(Stored entries)
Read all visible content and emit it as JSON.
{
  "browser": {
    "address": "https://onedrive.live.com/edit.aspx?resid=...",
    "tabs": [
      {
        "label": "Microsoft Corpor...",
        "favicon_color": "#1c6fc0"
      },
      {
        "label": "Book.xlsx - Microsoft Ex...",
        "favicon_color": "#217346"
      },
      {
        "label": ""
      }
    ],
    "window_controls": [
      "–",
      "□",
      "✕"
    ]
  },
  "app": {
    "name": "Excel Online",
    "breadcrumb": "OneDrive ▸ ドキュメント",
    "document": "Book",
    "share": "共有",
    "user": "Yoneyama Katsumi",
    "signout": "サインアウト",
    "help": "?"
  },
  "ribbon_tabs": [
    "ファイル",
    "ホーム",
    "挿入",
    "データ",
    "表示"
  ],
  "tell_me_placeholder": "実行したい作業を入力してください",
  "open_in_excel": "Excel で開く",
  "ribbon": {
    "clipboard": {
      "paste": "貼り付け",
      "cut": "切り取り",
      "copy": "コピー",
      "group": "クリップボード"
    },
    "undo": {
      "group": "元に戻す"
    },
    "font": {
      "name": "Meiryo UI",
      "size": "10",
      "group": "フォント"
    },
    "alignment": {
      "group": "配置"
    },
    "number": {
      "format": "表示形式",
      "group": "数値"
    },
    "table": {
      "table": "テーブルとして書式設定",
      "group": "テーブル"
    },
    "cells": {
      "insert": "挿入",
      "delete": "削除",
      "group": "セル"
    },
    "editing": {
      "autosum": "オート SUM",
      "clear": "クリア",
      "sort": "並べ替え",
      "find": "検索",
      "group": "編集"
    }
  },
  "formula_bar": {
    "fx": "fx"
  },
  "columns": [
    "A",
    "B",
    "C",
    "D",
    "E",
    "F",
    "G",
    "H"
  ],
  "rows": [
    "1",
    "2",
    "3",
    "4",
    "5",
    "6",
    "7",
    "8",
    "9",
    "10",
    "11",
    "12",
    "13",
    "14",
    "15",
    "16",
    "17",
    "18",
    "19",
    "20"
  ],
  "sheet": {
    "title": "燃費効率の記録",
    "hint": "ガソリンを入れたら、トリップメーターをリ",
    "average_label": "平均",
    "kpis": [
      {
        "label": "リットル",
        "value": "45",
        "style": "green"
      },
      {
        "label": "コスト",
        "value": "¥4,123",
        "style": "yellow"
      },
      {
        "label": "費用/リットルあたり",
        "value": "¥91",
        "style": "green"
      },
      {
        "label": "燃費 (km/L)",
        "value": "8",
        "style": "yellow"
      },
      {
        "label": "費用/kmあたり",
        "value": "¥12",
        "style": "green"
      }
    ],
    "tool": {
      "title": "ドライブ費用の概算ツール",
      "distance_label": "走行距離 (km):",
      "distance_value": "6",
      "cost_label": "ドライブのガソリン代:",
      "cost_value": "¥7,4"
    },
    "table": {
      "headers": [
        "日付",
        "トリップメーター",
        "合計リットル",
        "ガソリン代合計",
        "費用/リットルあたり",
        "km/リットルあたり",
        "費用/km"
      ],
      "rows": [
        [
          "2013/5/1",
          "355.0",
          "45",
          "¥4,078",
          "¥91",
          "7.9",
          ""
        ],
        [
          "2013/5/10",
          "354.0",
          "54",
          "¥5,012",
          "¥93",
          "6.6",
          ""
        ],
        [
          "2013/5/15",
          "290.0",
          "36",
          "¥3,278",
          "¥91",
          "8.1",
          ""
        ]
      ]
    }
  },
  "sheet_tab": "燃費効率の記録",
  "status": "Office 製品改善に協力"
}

Problem to work on: Determine how many lines of the material include the string "Excel". Output only that count.

Response below: 2